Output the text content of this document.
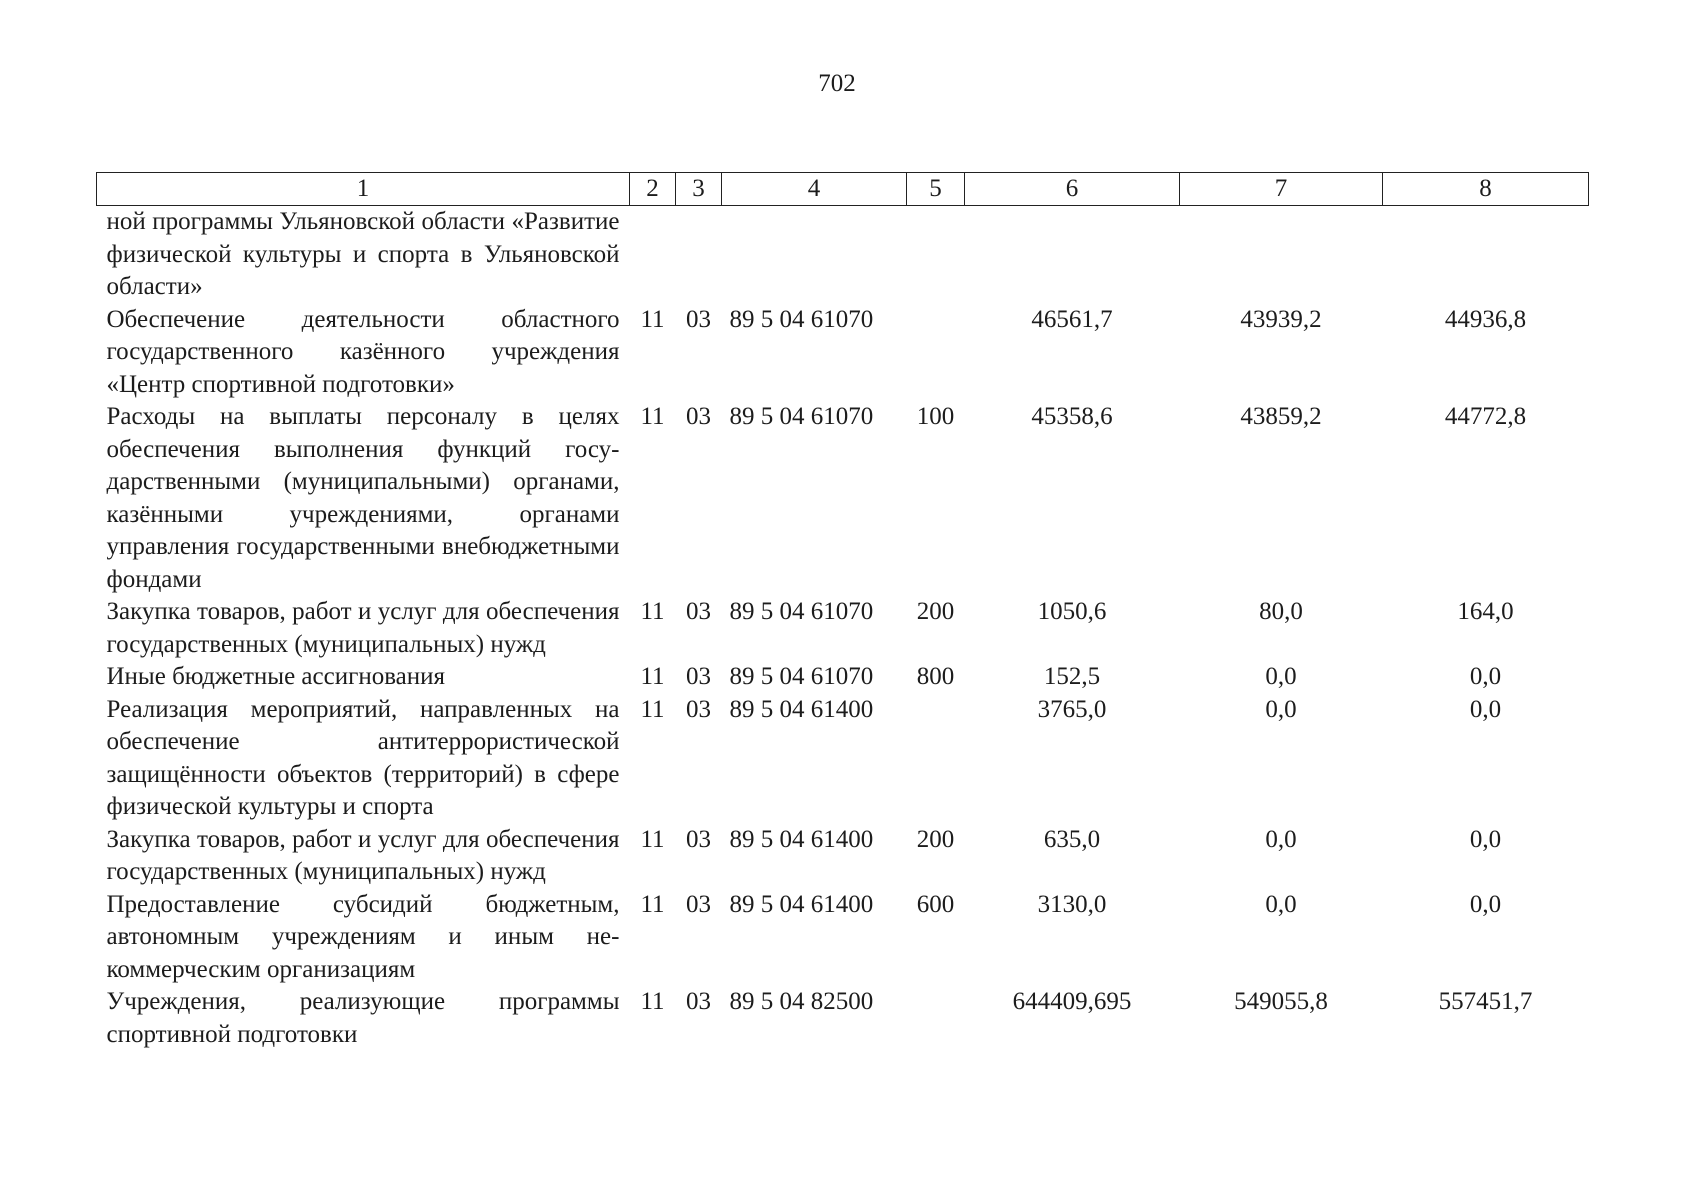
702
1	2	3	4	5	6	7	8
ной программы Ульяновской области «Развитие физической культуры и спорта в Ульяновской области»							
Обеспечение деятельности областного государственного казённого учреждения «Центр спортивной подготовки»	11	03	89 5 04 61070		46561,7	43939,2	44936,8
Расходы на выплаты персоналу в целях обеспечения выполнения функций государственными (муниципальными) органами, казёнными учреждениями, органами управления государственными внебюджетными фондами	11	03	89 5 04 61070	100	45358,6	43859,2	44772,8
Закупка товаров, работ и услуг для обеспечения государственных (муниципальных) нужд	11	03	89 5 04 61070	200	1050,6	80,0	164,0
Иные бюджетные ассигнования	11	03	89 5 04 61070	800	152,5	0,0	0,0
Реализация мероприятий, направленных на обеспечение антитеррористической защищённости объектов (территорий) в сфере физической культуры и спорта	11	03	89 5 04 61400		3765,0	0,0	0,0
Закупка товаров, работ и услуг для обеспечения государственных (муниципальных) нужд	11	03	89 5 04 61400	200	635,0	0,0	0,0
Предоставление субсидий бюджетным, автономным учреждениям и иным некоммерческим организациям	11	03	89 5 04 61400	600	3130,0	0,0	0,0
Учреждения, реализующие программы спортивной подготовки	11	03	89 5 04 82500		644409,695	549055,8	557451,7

• _Stated problem_: Read through the entries and copy each line in which "спортивной" appears.

• _Answer to this exercise_:
Обеспечение деятельности областного государственного казённого учреждения «Центр спортивной подготовки»	11	03	89 5 04 61070		46561,7	43939,2	44936,8
Учреждения, реализующие программы спортивной подготовки	11	03	89 5 04 82500		644409,695	549055,8	557451,7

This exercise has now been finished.